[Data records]

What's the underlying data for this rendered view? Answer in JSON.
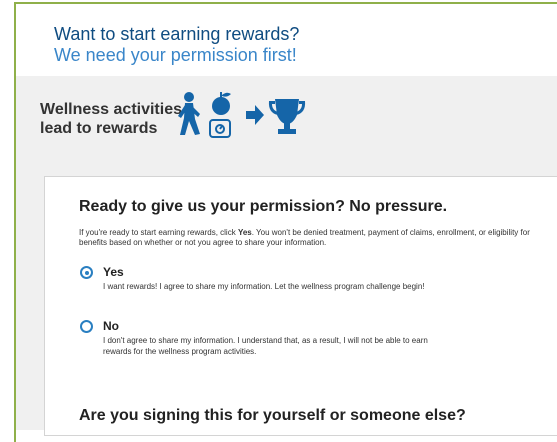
{
  "header": {
    "title_line1": "Want to start earning rewards?",
    "title_line2": "We need your permission first!"
  },
  "banner": {
    "line1": "Wellness activities",
    "line2": "lead to rewards",
    "icons": [
      "walking-person-icon",
      "apple-icon",
      "scale-icon",
      "arrow-right-icon",
      "trophy-icon"
    ]
  },
  "permission": {
    "heading": "Ready to give us your permission? No pressure.",
    "intro_before": "If you're ready to start earning rewards, click ",
    "intro_bold": "Yes",
    "intro_after": ". You won't be denied treatment, payment of claims, enrollment, or eligibility for benefits based on whether or not you agree to share your information.",
    "options": [
      {
        "label": "Yes",
        "selected": true,
        "description": "I want rewards! I agree to share my information. Let the wellness program challenge begin!"
      },
      {
        "label": "No",
        "selected": false,
        "description": "I don't agree to share my information. I understand that, as a result, I will not be able to earn rewards for the wellness program activities."
      }
    ]
  },
  "signing": {
    "heading": "Are you signing this for yourself or someone else?"
  },
  "colors": {
    "frame_border": "#8fb04a",
    "title_dark": "#0f4c81",
    "title_light": "#3a86c9",
    "icon_blue": "#1565a8",
    "radio_blue": "#2a7fc1"
  }
}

» **Written problem**
Copy every entry exactly as written. Pictures are excluded.

» **Written reply**
What's the underlying data for this rendered view? Answer in JSON.
{
  "header": {
    "title_line1": "Want to start earning rewards?",
    "title_line2": "We need your permission first!"
  },
  "banner": {
    "line1": "Wellness activities",
    "line2": "lead to rewards",
    "icons": [
      "walking-person-icon",
      "apple-icon",
      "scale-icon",
      "arrow-right-icon",
      "trophy-icon"
    ]
  },
  "permission": {
    "heading": "Ready to give us your permission? No pressure.",
    "intro_before": "If you're ready to start earning rewards, click ",
    "intro_bold": "Yes",
    "intro_after": ". You won't be denied treatment, payment of claims, enrollment, or eligibility for benefits based on whether or not you agree to share your information.",
    "options": [
      {
        "label": "Yes",
        "selected": true,
        "description": "I want rewards! I agree to share my information. Let the wellness program challenge begin!"
      },
      {
        "label": "No",
        "selected": false,
        "description": "I don't agree to share my information. I understand that, as a result, I will not be able to earn rewards for the wellness program activities."
      }
    ]
  },
  "signing": {
    "heading": "Are you signing this for yourself or someone else?"
  },
  "colors": {
    "frame_border": "#8fb04a",
    "title_dark": "#0f4c81",
    "title_light": "#3a86c9",
    "icon_blue": "#1565a8",
    "radio_blue": "#2a7fc1"
  }
}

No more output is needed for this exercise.